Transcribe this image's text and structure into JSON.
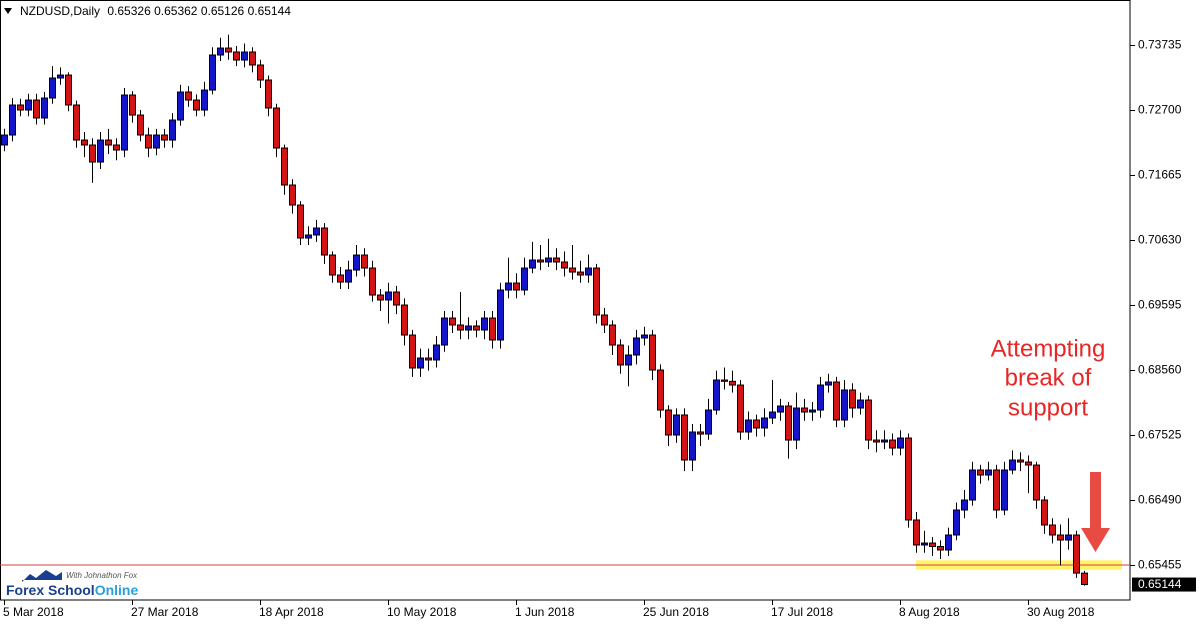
{
  "chart_data": {
    "type": "candlestick",
    "title": "NZDUSD,Daily",
    "categories": [
      "5 Mar 2018",
      null,
      null,
      null,
      null,
      null,
      null,
      null,
      null,
      null,
      null,
      null,
      null,
      null,
      null,
      null,
      "27 Mar 2018",
      null,
      null,
      null,
      null,
      null,
      null,
      null,
      null,
      null,
      null,
      null,
      null,
      null,
      null,
      null,
      "18 Apr 2018",
      null,
      null,
      null,
      null,
      null,
      null,
      null,
      null,
      null,
      null,
      null,
      null,
      null,
      null,
      null,
      "10 May 2018",
      null,
      null,
      null,
      null,
      null,
      null,
      null,
      null,
      null,
      null,
      null,
      null,
      null,
      null,
      null,
      "1 Jun 2018",
      null,
      null,
      null,
      null,
      null,
      null,
      null,
      null,
      null,
      null,
      null,
      null,
      null,
      null,
      null,
      "25 Jun 2018",
      null,
      null,
      null,
      null,
      null,
      null,
      null,
      null,
      null,
      null,
      null,
      null,
      null,
      null,
      null,
      "17 Jul 2018",
      null,
      null,
      null,
      null,
      null,
      null,
      null,
      null,
      null,
      null,
      null,
      null,
      null,
      null,
      null,
      "8 Aug 2018",
      null,
      null,
      null,
      null,
      null,
      null,
      null,
      null,
      null,
      null,
      null,
      null,
      null,
      null,
      null,
      "30 Aug 2018",
      null,
      null,
      null,
      null,
      null,
      null,
      null
    ],
    "open": [
      0.72143,
      0.72302,
      0.7278,
      0.727,
      0.72859,
      0.72573,
      0.72891,
      0.7321,
      0.73257,
      0.7278,
      0.72222,
      0.72143,
      0.71872,
      0.72222,
      0.72143,
      0.72063,
      0.72939,
      0.7262,
      0.72302,
      0.72095,
      0.72302,
      0.72222,
      0.72541,
      0.72987,
      0.72859,
      0.727,
      0.73018,
      0.73576,
      0.73687,
      0.73624,
      0.73496,
      0.73624,
      0.73417,
      0.73178,
      0.72732,
      0.72095,
      0.71506,
      0.71187,
      0.70662,
      0.7071,
      0.70821,
      0.70391,
      0.70073,
      0.69961,
      0.70152,
      0.70391,
      0.70184,
      0.69754,
      0.69675,
      0.69802,
      0.69595,
      0.69117,
      0.68592,
      0.68751,
      0.6872,
      0.68958,
      0.69388,
      0.69277,
      0.69197,
      0.69261,
      0.69197,
      0.69388,
      0.69038,
      0.69834,
      0.69945,
      0.69834,
      0.70184,
      0.70312,
      0.7028,
      0.70343,
      0.7028,
      0.70184,
      0.7012,
      0.70073,
      0.70184,
      0.69436,
      0.69277,
      0.68958,
      0.6864,
      0.68799,
      0.6907,
      0.69117,
      0.6856,
      0.67923,
      0.67525,
      0.67844,
      0.67127,
      0.67573,
      0.6754,
      0.67923,
      0.68401,
      0.6838,
      0.68321,
      0.67573,
      0.67764,
      0.67637,
      0.67796,
      0.67891,
      0.67987,
      0.67445,
      0.67955,
      0.67891,
      0.67923,
      0.68321,
      0.68369,
      0.67764,
      0.68242,
      0.67955,
      0.68082,
      0.67445,
      0.67414,
      0.67445,
      0.67318,
      0.67477,
      0.66172,
      0.65774,
      0.65805,
      0.6575,
      0.65694,
      0.65933,
      0.66331,
      0.6649,
      0.66968,
      0.66888,
      0.66968,
      0.66331,
      0.66968,
      0.67127,
      0.67095,
      0.67047,
      0.6649,
      0.66092,
      0.65933,
      0.65853,
      0.65933,
      0.65326
    ],
    "high": [
      0.72402,
      0.7289,
      0.7288,
      0.7296,
      0.7296,
      0.7299,
      0.734,
      0.7338,
      0.733,
      0.7285,
      0.7235,
      0.7225,
      0.7235,
      0.724,
      0.7225,
      0.7305,
      0.73,
      0.727,
      0.7242,
      0.724,
      0.724,
      0.7265,
      0.731,
      0.7308,
      0.7295,
      0.7315,
      0.737,
      0.7385,
      0.739,
      0.7372,
      0.7376,
      0.737,
      0.735,
      0.7325,
      0.728,
      0.7215,
      0.716,
      0.7125,
      0.7085,
      0.7095,
      0.709,
      0.7045,
      0.702,
      0.703,
      0.7055,
      0.705,
      0.703,
      0.6985,
      0.6995,
      0.699,
      0.697,
      0.692,
      0.689,
      0.689,
      0.691,
      0.695,
      0.695,
      0.698,
      0.694,
      0.6935,
      0.695,
      0.695,
      0.6995,
      0.7035,
      0.701,
      0.7035,
      0.706,
      0.7055,
      0.7065,
      0.705,
      0.7045,
      0.7055,
      0.703,
      0.704,
      0.7025,
      0.6955,
      0.6935,
      0.6905,
      0.6895,
      0.692,
      0.6925,
      0.692,
      0.6865,
      0.68,
      0.6795,
      0.6795,
      0.677,
      0.677,
      0.681,
      0.6855,
      0.686,
      0.6855,
      0.684,
      0.679,
      0.6785,
      0.6795,
      0.684,
      0.681,
      0.6805,
      0.682,
      0.681,
      0.6805,
      0.6845,
      0.685,
      0.6845,
      0.684,
      0.6835,
      0.682,
      0.6815,
      0.676,
      0.676,
      0.6755,
      0.676,
      0.6755,
      0.663,
      0.66,
      0.659,
      0.6585,
      0.6605,
      0.6645,
      0.6665,
      0.671,
      0.6705,
      0.671,
      0.6705,
      0.671,
      0.6728,
      0.6725,
      0.672,
      0.671,
      0.6655,
      0.662,
      0.661,
      0.662,
      0.66,
      0.65362
    ],
    "low": [
      0.72043,
      0.722,
      0.726,
      0.726,
      0.7247,
      0.7247,
      0.728,
      0.731,
      0.7268,
      0.721,
      0.7195,
      0.7154,
      0.7176,
      0.72,
      0.719,
      0.7195,
      0.725,
      0.722,
      0.7195,
      0.7198,
      0.721,
      0.721,
      0.7245,
      0.7275,
      0.726,
      0.726,
      0.7295,
      0.7348,
      0.735,
      0.734,
      0.7338,
      0.733,
      0.7305,
      0.726,
      0.7195,
      0.7135,
      0.7105,
      0.7055,
      0.7055,
      0.706,
      0.7025,
      0.6995,
      0.6985,
      0.6985,
      0.7005,
      0.7005,
      0.6965,
      0.695,
      0.693,
      0.6945,
      0.6895,
      0.6845,
      0.6845,
      0.6855,
      0.686,
      0.6885,
      0.6915,
      0.6905,
      0.6905,
      0.6908,
      0.6905,
      0.689,
      0.689,
      0.697,
      0.697,
      0.6975,
      0.701,
      0.7015,
      0.702,
      0.7015,
      0.7005,
      0.7,
      0.6995,
      0.6995,
      0.693,
      0.6915,
      0.688,
      0.685,
      0.683,
      0.6865,
      0.6895,
      0.684,
      0.678,
      0.6735,
      0.674,
      0.6695,
      0.6695,
      0.6735,
      0.6745,
      0.6785,
      0.6825,
      0.682,
      0.6745,
      0.6745,
      0.675,
      0.675,
      0.677,
      0.6775,
      0.6715,
      0.673,
      0.6775,
      0.6775,
      0.678,
      0.682,
      0.6765,
      0.6765,
      0.678,
      0.6785,
      0.673,
      0.6725,
      0.673,
      0.672,
      0.672,
      0.6605,
      0.6565,
      0.6565,
      0.656,
      0.6555,
      0.656,
      0.6585,
      0.662,
      0.664,
      0.6675,
      0.668,
      0.662,
      0.6625,
      0.669,
      0.6695,
      0.666,
      0.6635,
      0.6595,
      0.658,
      0.6545,
      0.657,
      0.6525,
      0.65126
    ],
    "close": [
      0.72302,
      0.7278,
      0.727,
      0.72859,
      0.72573,
      0.72891,
      0.7321,
      0.73257,
      0.7278,
      0.72222,
      0.72143,
      0.71872,
      0.72222,
      0.72143,
      0.72063,
      0.72939,
      0.7262,
      0.72302,
      0.72095,
      0.72302,
      0.72222,
      0.72541,
      0.72987,
      0.72859,
      0.727,
      0.73018,
      0.73576,
      0.73687,
      0.73624,
      0.73496,
      0.73624,
      0.73417,
      0.73178,
      0.72732,
      0.72095,
      0.71506,
      0.71187,
      0.70662,
      0.7071,
      0.70821,
      0.70391,
      0.70073,
      0.69961,
      0.70152,
      0.70391,
      0.70184,
      0.69754,
      0.69675,
      0.69802,
      0.69595,
      0.69117,
      0.68592,
      0.68751,
      0.6872,
      0.68958,
      0.69388,
      0.69277,
      0.69197,
      0.69261,
      0.69197,
      0.69388,
      0.69038,
      0.69834,
      0.69945,
      0.69834,
      0.70184,
      0.70312,
      0.7028,
      0.70343,
      0.7028,
      0.70184,
      0.7012,
      0.70073,
      0.70184,
      0.69436,
      0.69277,
      0.68958,
      0.6864,
      0.68799,
      0.6907,
      0.69117,
      0.6856,
      0.67923,
      0.67525,
      0.67844,
      0.67127,
      0.67573,
      0.6754,
      0.67923,
      0.68401,
      0.6838,
      0.68321,
      0.67573,
      0.67764,
      0.67637,
      0.67796,
      0.67891,
      0.67987,
      0.67445,
      0.67955,
      0.67891,
      0.67923,
      0.68321,
      0.68369,
      0.67764,
      0.68242,
      0.67955,
      0.68082,
      0.67445,
      0.67414,
      0.67445,
      0.67318,
      0.67477,
      0.66172,
      0.65774,
      0.65805,
      0.6575,
      0.65694,
      0.65933,
      0.66331,
      0.6649,
      0.66968,
      0.66888,
      0.66968,
      0.66331,
      0.66968,
      0.67127,
      0.67095,
      0.67047,
      0.6649,
      0.66092,
      0.65933,
      0.65853,
      0.65933,
      0.65326,
      0.65144
    ],
    "up_color": "#1414c8",
    "down_color": "#d21414",
    "ylim": [
      0.64898,
      0.74452
    ],
    "yticks": [
      0.73735,
      {
        "value": 0.727,
        "label": "0.72700"
      },
      0.71665,
      {
        "value": 0.7063,
        "label": "0.70630"
      },
      0.69595,
      {
        "value": 0.6856,
        "label": "0.68560"
      },
      0.67525,
      {
        "value": 0.6649,
        "label": "0.66490"
      },
      0.65455
    ],
    "support_line": 0.65455,
    "support_zone": [
      0.6538,
      0.6553
    ],
    "annotation": [
      "Attempting",
      "break of",
      "support"
    ],
    "watermark": {
      "tagline": "With Johnathon Fox",
      "brand": "Forex School",
      "brand_suffix": "Online"
    }
  }
}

* Short problem *
From the listing, copy every line where the string "label" appears.

* Exercise result *
        "label": "0.72700"
        "label": "0.70630"
        "label": "0.68560"
        "label": "0.66490"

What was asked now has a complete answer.